Stated problem: Copy each line below without leaving any out.

Information shown:
^^^^

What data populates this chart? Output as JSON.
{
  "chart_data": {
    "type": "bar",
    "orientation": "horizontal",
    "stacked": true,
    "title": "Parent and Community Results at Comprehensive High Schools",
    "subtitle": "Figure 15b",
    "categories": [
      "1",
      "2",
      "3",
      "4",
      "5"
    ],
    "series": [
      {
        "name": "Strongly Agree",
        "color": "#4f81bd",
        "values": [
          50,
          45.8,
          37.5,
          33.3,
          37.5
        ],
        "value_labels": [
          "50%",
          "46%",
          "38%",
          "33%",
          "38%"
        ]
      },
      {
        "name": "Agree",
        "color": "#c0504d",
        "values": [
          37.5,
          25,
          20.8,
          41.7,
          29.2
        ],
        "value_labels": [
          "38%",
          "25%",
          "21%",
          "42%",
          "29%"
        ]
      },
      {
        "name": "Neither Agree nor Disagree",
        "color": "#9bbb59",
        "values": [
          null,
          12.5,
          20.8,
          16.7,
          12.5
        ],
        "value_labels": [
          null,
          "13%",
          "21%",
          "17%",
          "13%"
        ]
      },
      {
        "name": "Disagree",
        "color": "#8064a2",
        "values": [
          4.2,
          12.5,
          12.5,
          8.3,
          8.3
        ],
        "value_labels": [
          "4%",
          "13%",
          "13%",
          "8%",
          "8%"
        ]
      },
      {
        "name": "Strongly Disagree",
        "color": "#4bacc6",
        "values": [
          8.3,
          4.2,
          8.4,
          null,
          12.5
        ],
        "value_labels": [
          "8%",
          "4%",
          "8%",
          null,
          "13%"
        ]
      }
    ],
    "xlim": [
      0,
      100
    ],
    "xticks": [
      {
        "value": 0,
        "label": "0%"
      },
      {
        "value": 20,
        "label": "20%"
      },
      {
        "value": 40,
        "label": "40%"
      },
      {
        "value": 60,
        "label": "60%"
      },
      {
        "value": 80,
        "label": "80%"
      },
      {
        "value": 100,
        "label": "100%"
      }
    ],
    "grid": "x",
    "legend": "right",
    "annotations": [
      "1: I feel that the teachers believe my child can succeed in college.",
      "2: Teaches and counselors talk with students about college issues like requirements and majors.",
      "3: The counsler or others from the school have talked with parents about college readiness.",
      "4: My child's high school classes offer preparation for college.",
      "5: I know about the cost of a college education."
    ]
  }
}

^^^^

Result:
What data populates this chart? Output as JSON.
{
  "chart_data": {
    "type": "bar",
    "orientation": "horizontal",
    "stacked": true,
    "title": "Parent and Community Results at Comprehensive High Schools",
    "subtitle": "Figure 15b",
    "categories": [
      "1",
      "2",
      "3",
      "4",
      "5"
    ],
    "series": [
      {
        "name": "Strongly Agree",
        "color": "#4f81bd",
        "values": [
          50,
          45.8,
          37.5,
          33.3,
          37.5
        ],
        "value_labels": [
          "50%",
          "46%",
          "38%",
          "33%",
          "38%"
        ]
      },
      {
        "name": "Agree",
        "color": "#c0504d",
        "values": [
          37.5,
          25,
          20.8,
          41.7,
          29.2
        ],
        "value_labels": [
          "38%",
          "25%",
          "21%",
          "42%",
          "29%"
        ]
      },
      {
        "name": "Neither Agree nor Disagree",
        "color": "#9bbb59",
        "values": [
          null,
          12.5,
          20.8,
          16.7,
          12.5
        ],
        "value_labels": [
          null,
          "13%",
          "21%",
          "17%",
          "13%"
        ]
      },
      {
        "name": "Disagree",
        "color": "#8064a2",
        "values": [
          4.2,
          12.5,
          12.5,
          8.3,
          8.3
        ],
        "value_labels": [
          "4%",
          "13%",
          "13%",
          "8%",
          "8%"
        ]
      },
      {
        "name": "Strongly Disagree",
        "color": "#4bacc6",
        "values": [
          8.3,
          4.2,
          8.4,
          null,
          12.5
        ],
        "value_labels": [
          "8%",
          "4%",
          "8%",
          null,
          "13%"
        ]
      }
    ],
    "xlim": [
      0,
      100
    ],
    "xticks": [
      {
        "value": 0,
        "label": "0%"
      },
      {
        "value": 20,
        "label": "20%"
      },
      {
        "value": 40,
        "label": "40%"
      },
      {
        "value": 60,
        "label": "60%"
      },
      {
        "value": 80,
        "label": "80%"
      },
      {
        "value": 100,
        "label": "100%"
      }
    ],
    "grid": "x",
    "legend": "right",
    "annotations": [
      "1: I feel that the teachers believe my child can succeed in college.",
      "2: Teaches and counselors talk with students about college issues like requirements and majors.",
      "3: The counsler or others from the school have talked with parents about college readiness.",
      "4: My child's high school classes offer preparation for college.",
      "5: I know about the cost of a college education."
    ]
  }
}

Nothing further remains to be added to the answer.